* Written problem
Swap every "Apr" in the listing below for "April" and give the lines again with everything else unchanged, omitting the pictures.

* Material for this task
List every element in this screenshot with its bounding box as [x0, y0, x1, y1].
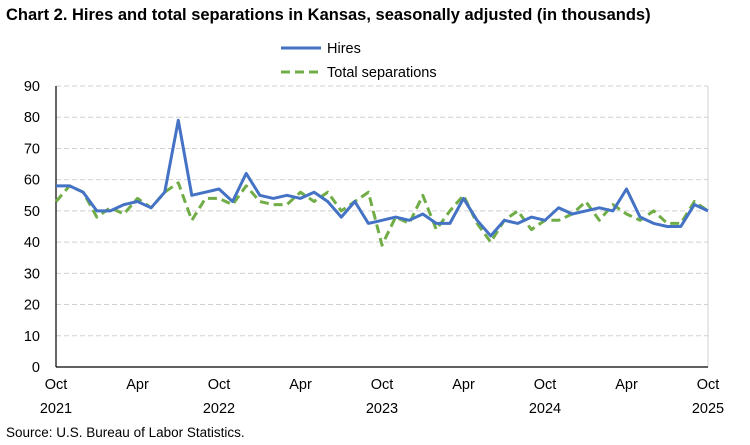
- y-tick-label: 90: [24, 79, 40, 95]
- y-tick-label: 50: [24, 204, 40, 220]
- series-line-hires: [56, 118, 709, 238]
- x-tick-year-label: 2022: [203, 401, 235, 417]
- x-tick-label: Oct: [45, 377, 68, 393]
- x-tick-label: Apr: [126, 377, 149, 393]
- y-tick-label: 40: [24, 235, 40, 251]
- y-tick-label: 60: [24, 173, 40, 189]
- x-tick-label: Oct: [371, 377, 394, 393]
- y-tick-label: 70: [24, 141, 40, 157]
- legend-label: Total separations: [327, 65, 437, 81]
- chart-title: Chart 2. Hires and total separations in …: [6, 6, 651, 24]
- x-tick-year-label: 2021: [40, 401, 72, 417]
- y-tick-label: 30: [24, 266, 40, 282]
- x-tick-label: Oct: [534, 377, 557, 393]
- y-tick-label: 80: [24, 110, 40, 126]
- y-tick-label: 0: [32, 360, 40, 376]
- x-tick-label: Oct: [208, 377, 231, 393]
- x-tick-year-label: 2023: [366, 401, 398, 417]
- x-tick-label: Apr: [289, 377, 312, 393]
- x-tick-label: Apr: [615, 377, 638, 393]
- y-tick-label: 10: [24, 329, 40, 345]
- series-line-total-separations: [54, 181, 709, 247]
- source-note: Source: U.S. Bureau of Labor Statistics.: [6, 425, 245, 440]
- x-tick-label: Apr: [452, 377, 475, 393]
- legend-label: Hires: [327, 41, 361, 57]
- x-tick-label: Oct: [697, 377, 720, 393]
- y-tick-label: 20: [24, 298, 40, 314]
- x-tick-year-label: 2024: [529, 401, 561, 417]
- x-tick-year-label: 2025: [692, 401, 724, 417]
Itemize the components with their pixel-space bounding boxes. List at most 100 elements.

* Solution to the problem
List every element in this screenshot with its bounding box as [x0, y0, x1, y1].
- y-tick-label: 90: [24, 79, 40, 95]
- y-tick-label: 50: [24, 204, 40, 220]
- series-line-hires: [56, 118, 709, 238]
- x-tick-year-label: 2022: [203, 401, 235, 417]
- x-tick-label: Oct: [45, 377, 68, 393]
- x-tick-label: April: [126, 377, 149, 393]
- y-tick-label: 40: [24, 235, 40, 251]
- y-tick-label: 60: [24, 173, 40, 189]
- x-tick-label: Oct: [371, 377, 394, 393]
- y-tick-label: 70: [24, 141, 40, 157]
- legend-label: Total separations: [327, 65, 437, 81]
- chart-title: Chart 2. Hires and total separations in …: [6, 6, 651, 24]
- x-tick-year-label: 2021: [40, 401, 72, 417]
- y-tick-label: 30: [24, 266, 40, 282]
- x-tick-label: Oct: [534, 377, 557, 393]
- y-tick-label: 80: [24, 110, 40, 126]
- y-tick-label: 0: [32, 360, 40, 376]
- x-tick-label: Oct: [208, 377, 231, 393]
- x-tick-year-label: 2023: [366, 401, 398, 417]
- x-tick-label: April: [289, 377, 312, 393]
- x-tick-label: April: [615, 377, 638, 393]
- y-tick-label: 10: [24, 329, 40, 345]
- series-line-total-separations: [54, 181, 709, 247]
- source-note: Source: U.S. Bureau of Labor Statistics.: [6, 425, 245, 440]
- x-tick-label: April: [452, 377, 475, 393]
- legend-label: Hires: [327, 41, 361, 57]
- x-tick-label: Oct: [697, 377, 720, 393]
- y-tick-label: 20: [24, 298, 40, 314]
- x-tick-year-label: 2024: [529, 401, 561, 417]
- x-tick-year-label: 2025: [692, 401, 724, 417]
Itemize the components with their pixel-space bounding boxes. List at most 100 elements.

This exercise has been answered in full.